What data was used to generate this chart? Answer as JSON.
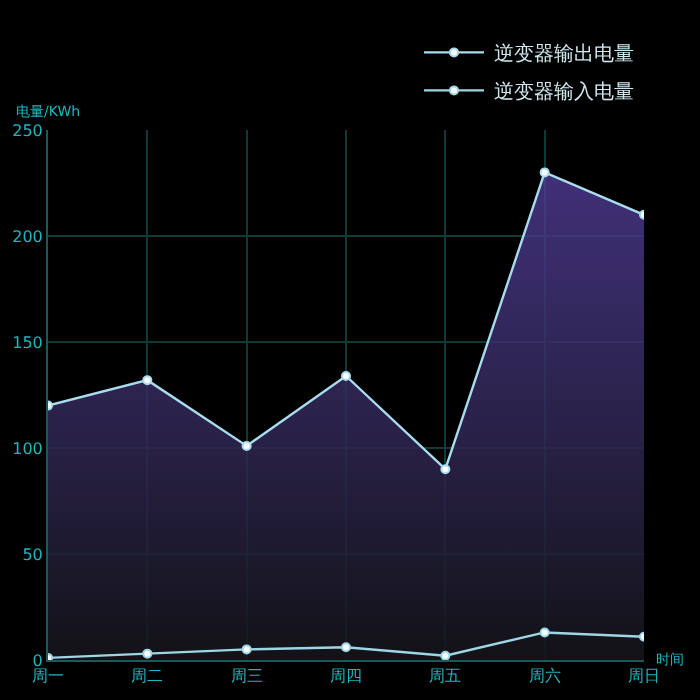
{
  "chart_data": {
    "type": "line",
    "ylabel": "电量/KWh",
    "xlabel": "时间",
    "categories": [
      "周一",
      "周二",
      "周三",
      "周四",
      "周五",
      "周六",
      "周日"
    ],
    "ylim": [
      0,
      250
    ],
    "yticks": [
      0,
      50,
      100,
      150,
      200,
      250
    ],
    "grid": true,
    "legend": "top right",
    "marker": "circle",
    "series": [
      {
        "name": "逆变器输出电量",
        "type": "area",
        "color": "#a9dcef",
        "values": [
          120,
          132,
          101,
          134,
          90,
          230,
          210
        ]
      },
      {
        "name": "逆变器输入电量",
        "color": "#9fd6e6",
        "values": [
          1,
          3,
          5,
          6,
          2,
          13,
          11
        ]
      }
    ]
  }
}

● **EXERCISE TASK**:
Exactly reproduce the entries above, minus the pictures.

● **WRITTEN RESPONSE**:
What data was used to generate this chart? Answer as JSON.
{
  "chart_data": {
    "type": "line",
    "ylabel": "电量/KWh",
    "xlabel": "时间",
    "categories": [
      "周一",
      "周二",
      "周三",
      "周四",
      "周五",
      "周六",
      "周日"
    ],
    "ylim": [
      0,
      250
    ],
    "yticks": [
      0,
      50,
      100,
      150,
      200,
      250
    ],
    "grid": true,
    "legend": "top right",
    "marker": "circle",
    "series": [
      {
        "name": "逆变器输出电量",
        "type": "area",
        "color": "#a9dcef",
        "values": [
          120,
          132,
          101,
          134,
          90,
          230,
          210
        ]
      },
      {
        "name": "逆变器输入电量",
        "color": "#9fd6e6",
        "values": [
          1,
          3,
          5,
          6,
          2,
          13,
          11
        ]
      }
    ]
  }
}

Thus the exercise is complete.